**What you will do:** Look through the data and write out every line with the word "dodge" in it.

── Data for the task ──

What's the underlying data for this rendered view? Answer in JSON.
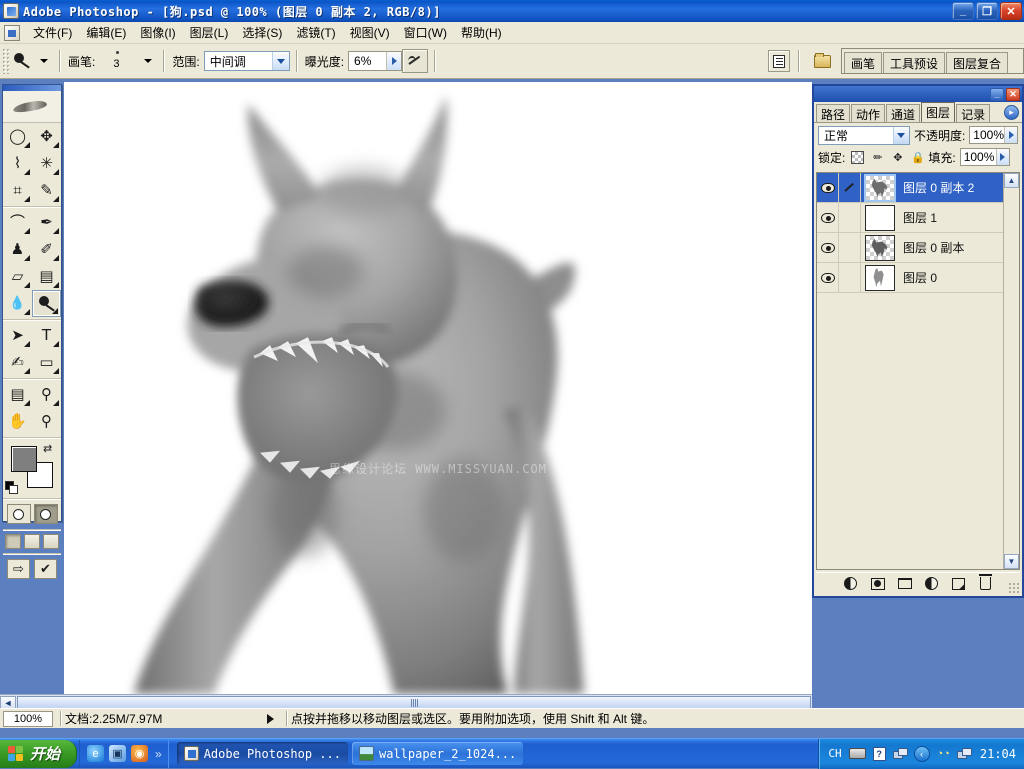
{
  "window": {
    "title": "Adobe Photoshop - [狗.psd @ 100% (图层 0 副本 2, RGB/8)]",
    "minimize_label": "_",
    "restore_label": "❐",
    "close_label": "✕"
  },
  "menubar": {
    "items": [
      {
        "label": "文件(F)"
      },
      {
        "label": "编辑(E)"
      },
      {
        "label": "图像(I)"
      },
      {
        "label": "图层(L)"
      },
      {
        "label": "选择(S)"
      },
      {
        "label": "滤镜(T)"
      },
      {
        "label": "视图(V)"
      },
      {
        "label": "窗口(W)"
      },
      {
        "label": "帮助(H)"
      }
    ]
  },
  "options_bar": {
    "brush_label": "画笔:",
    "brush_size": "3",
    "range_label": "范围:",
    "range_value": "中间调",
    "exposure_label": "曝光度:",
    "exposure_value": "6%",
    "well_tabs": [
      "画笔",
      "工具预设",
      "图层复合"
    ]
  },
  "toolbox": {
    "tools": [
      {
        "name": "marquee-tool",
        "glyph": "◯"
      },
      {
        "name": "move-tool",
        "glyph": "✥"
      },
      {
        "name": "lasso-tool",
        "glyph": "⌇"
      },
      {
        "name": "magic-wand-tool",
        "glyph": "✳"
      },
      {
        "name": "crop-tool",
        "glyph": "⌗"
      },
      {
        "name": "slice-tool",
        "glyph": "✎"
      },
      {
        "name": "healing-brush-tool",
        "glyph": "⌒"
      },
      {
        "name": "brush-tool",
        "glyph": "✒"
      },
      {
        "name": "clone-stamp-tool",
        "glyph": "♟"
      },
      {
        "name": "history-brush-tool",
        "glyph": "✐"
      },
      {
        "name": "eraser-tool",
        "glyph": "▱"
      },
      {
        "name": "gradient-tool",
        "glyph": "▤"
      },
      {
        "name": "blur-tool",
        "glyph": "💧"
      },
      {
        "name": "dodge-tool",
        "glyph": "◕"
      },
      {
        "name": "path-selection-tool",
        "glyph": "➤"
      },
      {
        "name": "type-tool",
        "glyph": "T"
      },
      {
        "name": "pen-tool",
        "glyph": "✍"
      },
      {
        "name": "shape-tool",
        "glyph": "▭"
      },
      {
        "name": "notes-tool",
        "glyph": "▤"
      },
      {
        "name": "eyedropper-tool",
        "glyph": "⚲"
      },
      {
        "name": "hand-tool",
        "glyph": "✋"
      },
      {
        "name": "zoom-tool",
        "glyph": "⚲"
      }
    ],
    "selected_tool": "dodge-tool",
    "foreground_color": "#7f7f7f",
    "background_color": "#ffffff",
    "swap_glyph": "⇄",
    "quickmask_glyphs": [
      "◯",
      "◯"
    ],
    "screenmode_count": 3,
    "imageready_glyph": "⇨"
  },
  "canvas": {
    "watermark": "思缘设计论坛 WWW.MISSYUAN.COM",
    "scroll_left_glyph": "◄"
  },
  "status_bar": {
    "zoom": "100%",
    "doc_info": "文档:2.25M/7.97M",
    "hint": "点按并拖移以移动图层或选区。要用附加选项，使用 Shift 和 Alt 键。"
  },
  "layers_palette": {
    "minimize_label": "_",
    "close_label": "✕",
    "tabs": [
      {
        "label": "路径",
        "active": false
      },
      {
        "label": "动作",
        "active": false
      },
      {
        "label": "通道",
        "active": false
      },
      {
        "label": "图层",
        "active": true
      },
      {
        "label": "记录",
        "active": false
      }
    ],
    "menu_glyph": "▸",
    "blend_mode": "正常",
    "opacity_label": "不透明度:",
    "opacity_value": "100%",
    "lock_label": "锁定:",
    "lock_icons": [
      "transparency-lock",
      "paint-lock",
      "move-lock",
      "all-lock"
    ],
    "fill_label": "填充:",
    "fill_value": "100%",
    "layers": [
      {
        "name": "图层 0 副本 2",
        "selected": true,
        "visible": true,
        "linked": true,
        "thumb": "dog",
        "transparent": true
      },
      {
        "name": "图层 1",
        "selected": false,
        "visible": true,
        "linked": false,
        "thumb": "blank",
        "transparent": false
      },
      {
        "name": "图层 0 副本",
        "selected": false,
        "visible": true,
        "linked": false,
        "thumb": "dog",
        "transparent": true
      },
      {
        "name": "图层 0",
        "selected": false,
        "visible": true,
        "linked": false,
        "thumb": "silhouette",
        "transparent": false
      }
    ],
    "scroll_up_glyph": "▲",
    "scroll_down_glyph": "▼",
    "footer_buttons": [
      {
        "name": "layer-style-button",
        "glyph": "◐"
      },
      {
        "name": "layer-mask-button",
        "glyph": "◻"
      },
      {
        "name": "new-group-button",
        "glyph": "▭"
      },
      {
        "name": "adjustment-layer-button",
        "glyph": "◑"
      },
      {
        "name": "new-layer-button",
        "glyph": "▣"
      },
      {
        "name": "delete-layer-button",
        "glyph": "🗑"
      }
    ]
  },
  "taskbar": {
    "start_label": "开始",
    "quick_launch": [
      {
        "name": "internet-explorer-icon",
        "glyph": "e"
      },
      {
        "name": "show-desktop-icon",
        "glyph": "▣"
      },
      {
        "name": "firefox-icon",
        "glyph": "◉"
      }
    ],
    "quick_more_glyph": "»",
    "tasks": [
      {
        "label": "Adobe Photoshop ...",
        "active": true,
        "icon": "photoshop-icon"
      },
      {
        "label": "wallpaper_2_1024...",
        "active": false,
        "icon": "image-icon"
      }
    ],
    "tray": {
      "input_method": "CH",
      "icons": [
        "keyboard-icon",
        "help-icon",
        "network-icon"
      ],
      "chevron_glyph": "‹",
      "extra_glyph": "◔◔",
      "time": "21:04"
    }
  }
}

───

**Output for this exercise:**
        "name": "dodge-tool",
    "selected_tool": "dodge-tool",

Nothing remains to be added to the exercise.